→ **DOCUMENT SECTION**:
══════════════════════════════
Before starting your node, ensure it is registered and authorized.
Ensure you start your node at the appropriate time. See Spork Process for when to start up a node following a spork. See Node Bootstrap for when to start up a newly registered node.
Systemd
- Check that your
runtime-conf.env
is at/etc/flow/runtime-conf.env
- Update your environment variables:
source /etc/flow/runtime-conf.env
- Start your service:
sudo systemctl start flow
Verify your Node is Running
Here are a few handy commands that you can use to check if your Flow node is up and running
Systemd
- To get Flow logs:
sudo journalctl -u flow-YOUR_ROLE
- To get the status:
sudo systemctl status flow
● flow-verification.service - Flow Access Node running with Docker
Loaded: loaded (/etc/systemd/system/flow-verification.service; enabled; vendor preset: enabled)
Active: active (running) since Wed 2020-05-20 18:18:13 UTC; 1 day 6h ago
Process: 3207 ExecStartPre=/usr/bin/docker pull gcr.io/flow-container-registry/verification:${FLOW_GO_NODE_VERSION} (code=exited, status=0/SUCCESS)
Main PID: 3228 (docker)
Tasks: 10 (limit: 4915)
Memory: 33.0M
CGroup: /system.slice/flow-verification.service
└─3228 /usr/bin/docker run --rm -v /var/flow/bootstrap:/bootstrap:ro -v /var/flow/data:/data:rw --rm --name flow-go --network host gcr.io/flow-container-registry/verification:candidate8 --nodeid=489f8a4513d5bd8b8b093108fec00327b683db545b37b4ea9153f61b2c0c49dc --bootstrapdir=/bootstrap --datadir=/data/protocol --alpha=1 --bind 0.0.0.0:3569 --loglevel=error
Docker
- To get Flow logs:
sudo docker logs flow-go
- To get the status:
sudo docker ps
$ sudo docker ps
CONTAINER ID IMAGE COMMAND CREATED STATUS PORTS NAMES
1dc5d43385b6 gcr.io/flow-container-registry/verification:candidate8 \"/bin/app --nodeid=4…\" 30 hours ago Up 30 hours flow-go
Monitoring and Metrics
This is intended for operators who would like to see what their Flow nodes are currently doing. Head over to Monitoring Node Health to get setup.
══════════════════════════════
Raw records:

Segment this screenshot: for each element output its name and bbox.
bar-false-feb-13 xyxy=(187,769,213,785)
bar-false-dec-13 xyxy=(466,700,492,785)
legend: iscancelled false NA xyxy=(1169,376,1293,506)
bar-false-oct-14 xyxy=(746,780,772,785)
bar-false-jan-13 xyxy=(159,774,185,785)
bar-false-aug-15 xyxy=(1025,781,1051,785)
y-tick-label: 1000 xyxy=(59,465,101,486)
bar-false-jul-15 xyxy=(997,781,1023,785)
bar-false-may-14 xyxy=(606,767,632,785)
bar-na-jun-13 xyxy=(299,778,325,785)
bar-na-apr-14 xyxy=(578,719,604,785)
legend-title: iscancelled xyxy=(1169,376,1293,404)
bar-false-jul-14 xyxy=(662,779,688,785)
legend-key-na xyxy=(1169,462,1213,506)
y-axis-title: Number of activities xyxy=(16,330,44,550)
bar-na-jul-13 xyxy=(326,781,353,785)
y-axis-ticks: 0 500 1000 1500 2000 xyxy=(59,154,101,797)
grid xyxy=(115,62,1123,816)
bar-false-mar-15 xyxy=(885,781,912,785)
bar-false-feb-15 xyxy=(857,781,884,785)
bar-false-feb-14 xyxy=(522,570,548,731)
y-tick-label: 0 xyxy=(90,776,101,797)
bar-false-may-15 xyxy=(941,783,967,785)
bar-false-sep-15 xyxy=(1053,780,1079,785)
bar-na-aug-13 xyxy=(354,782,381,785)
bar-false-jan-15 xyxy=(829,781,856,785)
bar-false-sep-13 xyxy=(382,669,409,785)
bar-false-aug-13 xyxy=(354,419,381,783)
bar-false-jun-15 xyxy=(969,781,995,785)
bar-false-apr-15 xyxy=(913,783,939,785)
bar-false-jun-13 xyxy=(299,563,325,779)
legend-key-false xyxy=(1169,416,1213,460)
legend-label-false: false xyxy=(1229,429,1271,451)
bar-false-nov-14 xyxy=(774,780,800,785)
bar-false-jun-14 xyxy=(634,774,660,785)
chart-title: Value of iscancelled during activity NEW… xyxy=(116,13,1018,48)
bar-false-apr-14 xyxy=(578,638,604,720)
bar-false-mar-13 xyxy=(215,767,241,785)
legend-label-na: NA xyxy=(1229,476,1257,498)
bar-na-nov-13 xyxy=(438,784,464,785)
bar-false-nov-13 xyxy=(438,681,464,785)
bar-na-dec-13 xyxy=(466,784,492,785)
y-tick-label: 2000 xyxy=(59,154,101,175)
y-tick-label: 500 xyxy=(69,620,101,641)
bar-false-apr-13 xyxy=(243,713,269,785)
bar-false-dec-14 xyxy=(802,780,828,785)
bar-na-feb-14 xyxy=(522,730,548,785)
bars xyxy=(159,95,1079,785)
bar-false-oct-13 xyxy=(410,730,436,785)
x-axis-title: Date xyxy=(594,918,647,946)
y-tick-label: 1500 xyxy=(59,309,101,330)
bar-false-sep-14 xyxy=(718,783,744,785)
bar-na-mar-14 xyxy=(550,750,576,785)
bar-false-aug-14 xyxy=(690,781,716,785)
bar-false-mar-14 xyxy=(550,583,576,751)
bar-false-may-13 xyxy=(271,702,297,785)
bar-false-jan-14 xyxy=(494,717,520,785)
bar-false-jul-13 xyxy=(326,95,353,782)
══════════════════════════════
→ **TASK REQUIREMENTS**:
[a] Name every page that the node startup guide refers the reader to.
[b] In the node startup guide, quote the stretch from "Before starting your" through "newly registered node.".
The listing has no connection to the node startup guide.

→ **RESULTS**:
[a]
Spork Process
Node Bootstrap
Monitoring Node Health

[b]
Before starting your node, ensure it is registered and authorized.
Ensure you start your node at the appropriate time. See Spork Process for when to start up a node following a spork. See Node Bootstrap for when to start up a newly registered node.